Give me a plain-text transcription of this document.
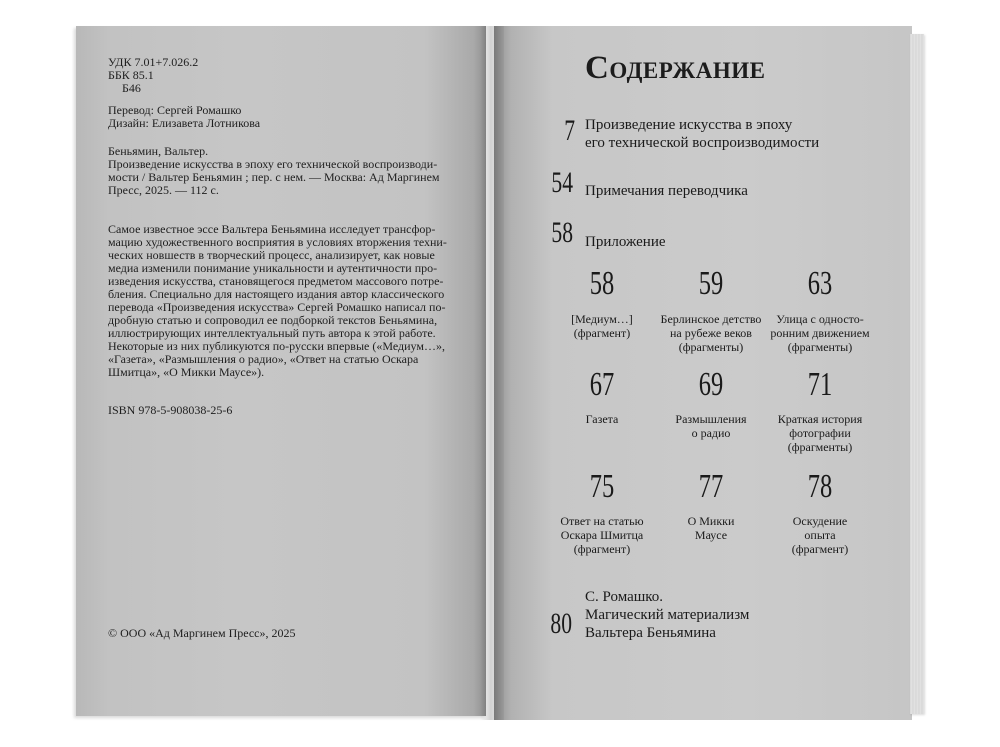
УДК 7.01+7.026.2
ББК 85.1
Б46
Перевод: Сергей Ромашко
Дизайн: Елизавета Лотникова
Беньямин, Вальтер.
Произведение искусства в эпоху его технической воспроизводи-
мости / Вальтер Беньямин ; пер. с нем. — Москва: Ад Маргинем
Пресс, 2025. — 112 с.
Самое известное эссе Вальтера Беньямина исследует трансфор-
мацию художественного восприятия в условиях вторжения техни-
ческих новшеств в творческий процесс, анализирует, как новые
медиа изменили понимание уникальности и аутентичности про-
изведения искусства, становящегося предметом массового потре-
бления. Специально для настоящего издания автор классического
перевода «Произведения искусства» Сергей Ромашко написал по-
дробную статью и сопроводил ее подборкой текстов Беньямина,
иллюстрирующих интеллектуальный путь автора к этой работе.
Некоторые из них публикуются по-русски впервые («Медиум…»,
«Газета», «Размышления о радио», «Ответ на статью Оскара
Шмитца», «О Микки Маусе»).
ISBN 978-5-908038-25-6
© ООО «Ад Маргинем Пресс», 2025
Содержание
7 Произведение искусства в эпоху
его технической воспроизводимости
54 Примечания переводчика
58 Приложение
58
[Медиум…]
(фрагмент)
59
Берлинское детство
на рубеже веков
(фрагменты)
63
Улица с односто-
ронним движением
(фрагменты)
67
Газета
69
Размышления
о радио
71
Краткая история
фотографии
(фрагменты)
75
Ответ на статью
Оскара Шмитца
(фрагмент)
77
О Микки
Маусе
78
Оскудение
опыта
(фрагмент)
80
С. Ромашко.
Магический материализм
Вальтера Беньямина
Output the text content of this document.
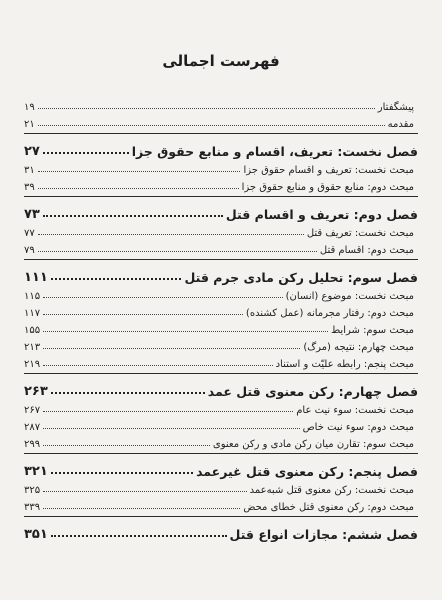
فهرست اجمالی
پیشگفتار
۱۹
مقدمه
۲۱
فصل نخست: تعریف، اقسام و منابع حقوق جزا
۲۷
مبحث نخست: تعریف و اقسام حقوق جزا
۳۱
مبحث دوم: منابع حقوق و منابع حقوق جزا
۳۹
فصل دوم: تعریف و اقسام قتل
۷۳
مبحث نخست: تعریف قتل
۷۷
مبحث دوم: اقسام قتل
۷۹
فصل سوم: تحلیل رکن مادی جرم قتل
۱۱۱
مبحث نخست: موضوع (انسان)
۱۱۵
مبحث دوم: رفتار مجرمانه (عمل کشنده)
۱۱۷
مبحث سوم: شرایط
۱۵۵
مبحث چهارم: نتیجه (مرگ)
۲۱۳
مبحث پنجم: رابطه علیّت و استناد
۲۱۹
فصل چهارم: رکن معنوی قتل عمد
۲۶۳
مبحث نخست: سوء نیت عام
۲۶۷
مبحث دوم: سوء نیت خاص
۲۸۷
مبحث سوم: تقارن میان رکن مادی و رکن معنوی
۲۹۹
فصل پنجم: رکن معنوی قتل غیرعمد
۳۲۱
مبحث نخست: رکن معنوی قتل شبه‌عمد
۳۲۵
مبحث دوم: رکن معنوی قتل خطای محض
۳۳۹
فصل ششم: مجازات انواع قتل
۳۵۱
____
Find every line in the records that contains the word "منابع"; copy those lines.

## Task result
فصل نخست: تعریف، اقسام و منابع حقوق جزا
مبحث دوم: منابع حقوق و منابع حقوق جزا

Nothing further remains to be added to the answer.